Supplied entries
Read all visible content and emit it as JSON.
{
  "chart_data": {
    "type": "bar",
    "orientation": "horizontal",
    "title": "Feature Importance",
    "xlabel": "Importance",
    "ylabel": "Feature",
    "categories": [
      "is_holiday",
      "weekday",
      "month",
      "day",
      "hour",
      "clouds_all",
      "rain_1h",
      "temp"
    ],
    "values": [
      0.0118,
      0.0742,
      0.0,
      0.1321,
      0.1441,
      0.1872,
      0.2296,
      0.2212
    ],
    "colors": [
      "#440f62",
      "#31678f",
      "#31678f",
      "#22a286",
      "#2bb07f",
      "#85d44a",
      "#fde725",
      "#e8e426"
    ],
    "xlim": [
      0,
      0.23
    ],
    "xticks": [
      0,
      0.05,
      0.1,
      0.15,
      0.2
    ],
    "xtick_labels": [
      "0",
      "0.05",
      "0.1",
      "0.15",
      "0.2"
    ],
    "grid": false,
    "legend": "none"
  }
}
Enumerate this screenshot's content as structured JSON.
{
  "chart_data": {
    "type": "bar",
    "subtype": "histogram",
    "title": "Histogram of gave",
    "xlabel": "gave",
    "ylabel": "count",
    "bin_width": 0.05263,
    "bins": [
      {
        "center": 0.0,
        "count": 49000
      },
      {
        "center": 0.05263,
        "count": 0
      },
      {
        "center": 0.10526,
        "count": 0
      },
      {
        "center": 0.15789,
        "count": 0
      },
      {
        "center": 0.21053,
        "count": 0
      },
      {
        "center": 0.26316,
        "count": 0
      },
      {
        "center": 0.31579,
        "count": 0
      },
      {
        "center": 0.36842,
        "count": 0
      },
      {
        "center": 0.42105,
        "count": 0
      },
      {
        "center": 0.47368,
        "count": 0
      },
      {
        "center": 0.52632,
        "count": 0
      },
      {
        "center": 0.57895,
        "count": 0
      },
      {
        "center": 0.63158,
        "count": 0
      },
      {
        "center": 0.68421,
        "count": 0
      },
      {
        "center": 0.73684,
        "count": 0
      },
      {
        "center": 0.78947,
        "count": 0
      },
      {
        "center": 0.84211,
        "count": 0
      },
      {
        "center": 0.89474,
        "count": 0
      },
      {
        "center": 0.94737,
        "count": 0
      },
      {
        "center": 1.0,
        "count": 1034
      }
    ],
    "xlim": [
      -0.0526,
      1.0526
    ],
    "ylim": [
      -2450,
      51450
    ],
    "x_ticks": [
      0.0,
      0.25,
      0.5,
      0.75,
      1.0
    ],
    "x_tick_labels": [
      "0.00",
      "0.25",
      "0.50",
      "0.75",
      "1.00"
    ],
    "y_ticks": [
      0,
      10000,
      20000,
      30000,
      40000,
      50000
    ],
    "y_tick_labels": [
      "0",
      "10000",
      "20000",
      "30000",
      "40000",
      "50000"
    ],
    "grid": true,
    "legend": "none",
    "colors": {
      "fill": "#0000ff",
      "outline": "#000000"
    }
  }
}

The task
Reproduce each entry word for word.

Solution to this exercise
Read all visible content and emit it as JSON.
{
  "chart_data": {
    "type": "bar",
    "orientation": "horizontal",
    "title": "Feature Importance",
    "xlabel": "Importance",
    "ylabel": "Feature",
    "categories": [
      "is_holiday",
      "weekday",
      "month",
      "day",
      "hour",
      "clouds_all",
      "rain_1h",
      "temp"
    ],
    "values": [
      0.0118,
      0.0742,
      0.0,
      0.1321,
      0.1441,
      0.1872,
      0.2296,
      0.2212
    ],
    "colors": [
      "#440f62",
      "#31678f",
      "#31678f",
      "#22a286",
      "#2bb07f",
      "#85d44a",
      "#fde725",
      "#e8e426"
    ],
    "xlim": [
      0,
      0.23
    ],
    "xticks": [
      0,
      0.05,
      0.1,
      0.15,
      0.2
    ],
    "xtick_labels": [
      "0",
      "0.05",
      "0.1",
      "0.15",
      "0.2"
    ],
    "grid": false,
    "legend": "none"
  }
}
Enumerate this screenshot's content as structured JSON.
{
  "chart_data": {
    "type": "bar",
    "subtype": "histogram",
    "title": "Histogram of gave",
    "xlabel": "gave",
    "ylabel": "count",
    "bin_width": 0.05263,
    "bins": [
      {
        "center": 0.0,
        "count": 49000
      },
      {
        "center": 0.05263,
        "count": 0
      },
      {
        "center": 0.10526,
        "count": 0
      },
      {
        "center": 0.15789,
        "count": 0
      },
      {
        "center": 0.21053,
        "count": 0
      },
      {
        "center": 0.26316,
        "count": 0
      },
      {
        "center": 0.31579,
        "count": 0
      },
      {
        "center": 0.36842,
        "count": 0
      },
      {
        "center": 0.42105,
        "count": 0
      },
      {
        "center": 0.47368,
        "count": 0
      },
      {
        "center": 0.52632,
        "count": 0
      },
      {
        "center": 0.57895,
        "count": 0
      },
      {
        "center": 0.63158,
        "count": 0
      },
      {
        "center": 0.68421,
        "count": 0
      },
      {
        "center": 0.73684,
        "count": 0
      },
      {
        "center": 0.78947,
        "count": 0
      },
      {
        "center": 0.84211,
        "count": 0
      },
      {
        "center": 0.89474,
        "count": 0
      },
      {
        "center": 0.94737,
        "count": 0
      },
      {
        "center": 1.0,
        "count": 1034
      }
    ],
    "xlim": [
      -0.0526,
      1.0526
    ],
    "ylim": [
      -2450,
      51450
    ],
    "x_ticks": [
      0.0,
      0.25,
      0.5,
      0.75,
      1.0
    ],
    "x_tick_labels": [
      "0.00",
      "0.25",
      "0.50",
      "0.75",
      "1.00"
    ],
    "y_ticks": [
      0,
      10000,
      20000,
      30000,
      40000,
      50000
    ],
    "y_tick_labels": [
      "0",
      "10000",
      "20000",
      "30000",
      "40000",
      "50000"
    ],
    "grid": true,
    "legend": "none",
    "colors": {
      "fill": "#0000ff",
      "outline": "#000000"
    }
  }
}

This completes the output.